[Records that describe figures]
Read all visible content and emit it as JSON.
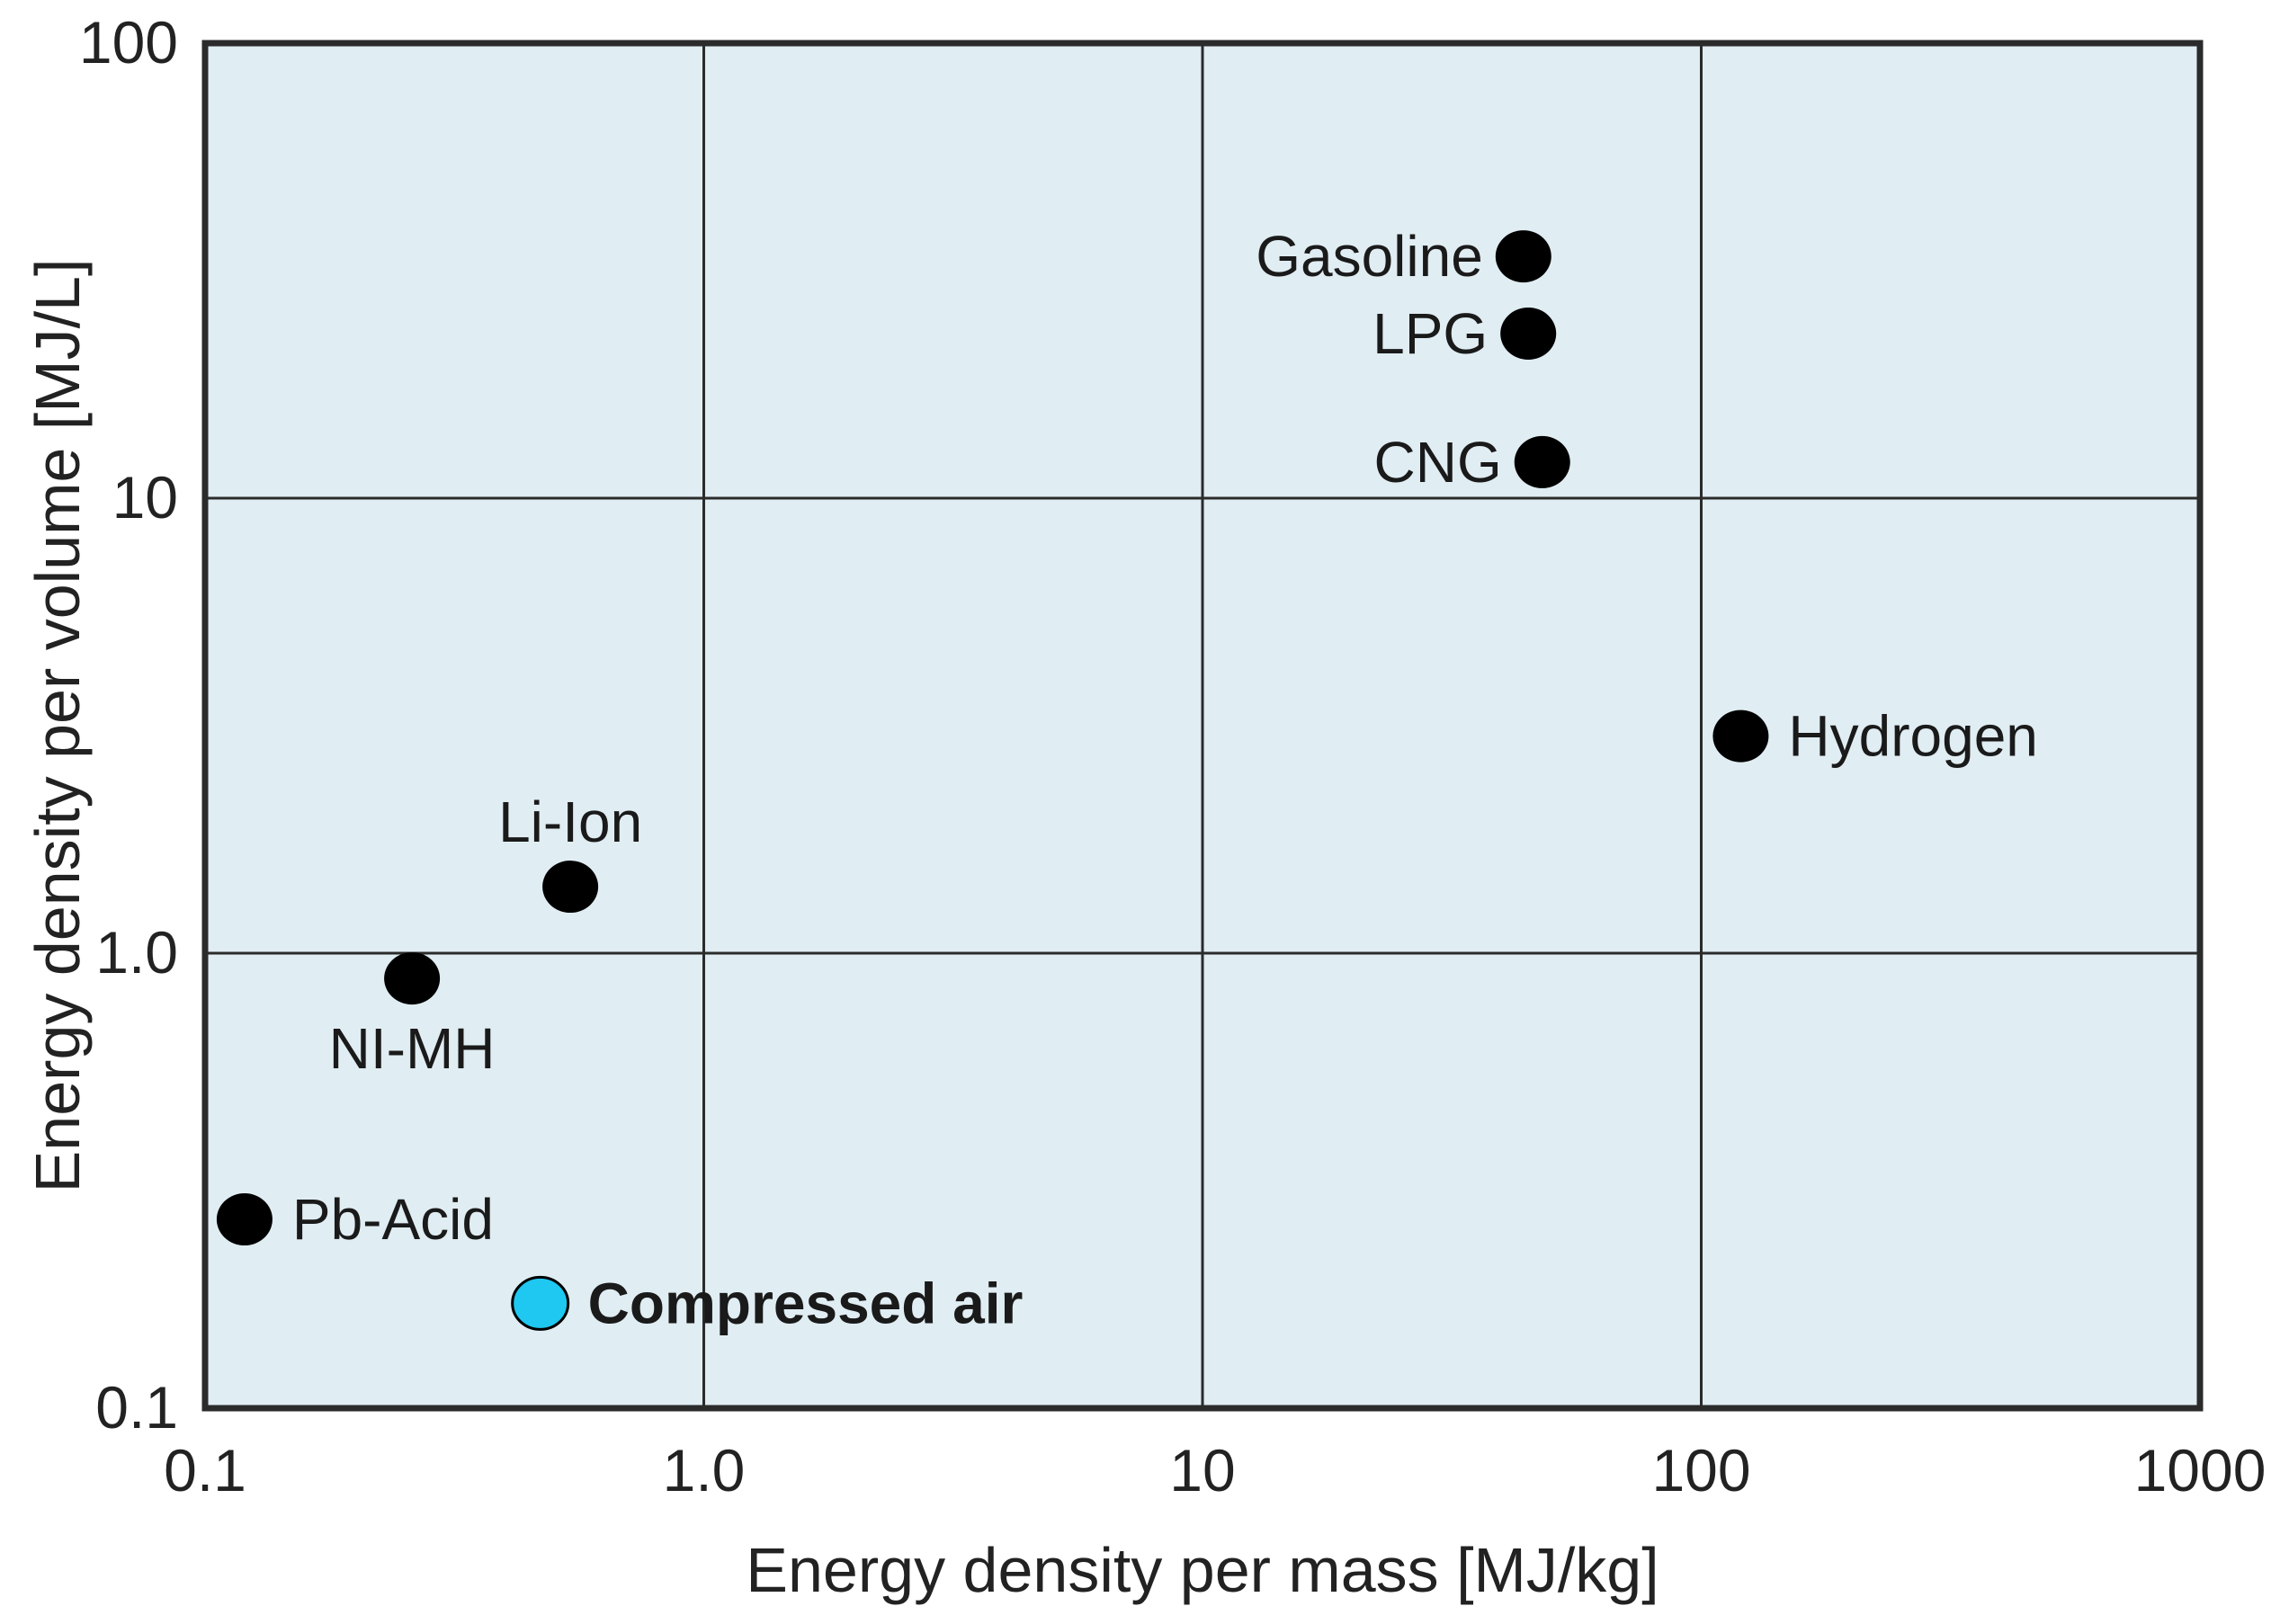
{
  "chart_data": {
    "type": "scatter",
    "title": "",
    "xlabel": "Energy density per mass [MJ/kg]",
    "ylabel": "Energy density per volume [MJ/L]",
    "x_scale": "log",
    "y_scale": "log",
    "xlim": [
      0.1,
      1000
    ],
    "ylim": [
      0.1,
      100
    ],
    "grid": true,
    "x_ticks": [
      {
        "value": 0.1,
        "label": "0.1"
      },
      {
        "value": 1,
        "label": "1.0"
      },
      {
        "value": 10,
        "label": "10"
      },
      {
        "value": 100,
        "label": "100"
      },
      {
        "value": 1000,
        "label": "1000"
      }
    ],
    "y_ticks": [
      {
        "value": 0.1,
        "label": "0.1"
      },
      {
        "value": 1,
        "label": "1.0"
      },
      {
        "value": 10,
        "label": "10"
      },
      {
        "value": 100,
        "label": "100"
      }
    ],
    "colors": {
      "plot_background": "#e0edf3",
      "frame": "#2b2b2b",
      "grid": "#2b2b2b",
      "point": "#000000",
      "highlight_point": "#1ec8f0",
      "highlight_text": "#1595c7"
    },
    "points": [
      {
        "name": "Gasoline",
        "x": 44,
        "y": 34,
        "label_side": "left",
        "highlight": false
      },
      {
        "name": "LPG",
        "x": 45,
        "y": 23,
        "label_side": "left",
        "highlight": false
      },
      {
        "name": "CNG",
        "x": 48,
        "y": 12,
        "label_side": "left",
        "highlight": false
      },
      {
        "name": "Hydrogen",
        "x": 120,
        "y": 3,
        "label_side": "right",
        "highlight": false
      },
      {
        "name": "Li-Ion",
        "x": 0.54,
        "y": 1.4,
        "label_side": "top",
        "highlight": false
      },
      {
        "name": "NI-MH",
        "x": 0.26,
        "y": 0.88,
        "label_side": "bottom",
        "highlight": false
      },
      {
        "name": "Pb-Acid",
        "x": 0.12,
        "y": 0.26,
        "label_side": "right",
        "highlight": false
      },
      {
        "name": "Compressed air",
        "x": 0.47,
        "y": 0.17,
        "label_side": "right",
        "highlight": true
      }
    ]
  }
}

▶ [Task directions]:
Return the listing above in full and without alteration, excluding its pictures.

▶ [Result of this exercise]:
Read all visible content and emit it as JSON.
{
  "chart_data": {
    "type": "scatter",
    "title": "",
    "xlabel": "Energy density per mass [MJ/kg]",
    "ylabel": "Energy density per volume [MJ/L]",
    "x_scale": "log",
    "y_scale": "log",
    "xlim": [
      0.1,
      1000
    ],
    "ylim": [
      0.1,
      100
    ],
    "grid": true,
    "x_ticks": [
      {
        "value": 0.1,
        "label": "0.1"
      },
      {
        "value": 1,
        "label": "1.0"
      },
      {
        "value": 10,
        "label": "10"
      },
      {
        "value": 100,
        "label": "100"
      },
      {
        "value": 1000,
        "label": "1000"
      }
    ],
    "y_ticks": [
      {
        "value": 0.1,
        "label": "0.1"
      },
      {
        "value": 1,
        "label": "1.0"
      },
      {
        "value": 10,
        "label": "10"
      },
      {
        "value": 100,
        "label": "100"
      }
    ],
    "colors": {
      "plot_background": "#e0edf3",
      "frame": "#2b2b2b",
      "grid": "#2b2b2b",
      "point": "#000000",
      "highlight_point": "#1ec8f0",
      "highlight_text": "#1595c7"
    },
    "points": [
      {
        "name": "Gasoline",
        "x": 44,
        "y": 34,
        "label_side": "left",
        "highlight": false
      },
      {
        "name": "LPG",
        "x": 45,
        "y": 23,
        "label_side": "left",
        "highlight": false
      },
      {
        "name": "CNG",
        "x": 48,
        "y": 12,
        "label_side": "left",
        "highlight": false
      },
      {
        "name": "Hydrogen",
        "x": 120,
        "y": 3,
        "label_side": "right",
        "highlight": false
      },
      {
        "name": "Li-Ion",
        "x": 0.54,
        "y": 1.4,
        "label_side": "top",
        "highlight": false
      },
      {
        "name": "NI-MH",
        "x": 0.26,
        "y": 0.88,
        "label_side": "bottom",
        "highlight": false
      },
      {
        "name": "Pb-Acid",
        "x": 0.12,
        "y": 0.26,
        "label_side": "right",
        "highlight": false
      },
      {
        "name": "Compressed air",
        "x": 0.47,
        "y": 0.17,
        "label_side": "right",
        "highlight": true
      }
    ]
  }
}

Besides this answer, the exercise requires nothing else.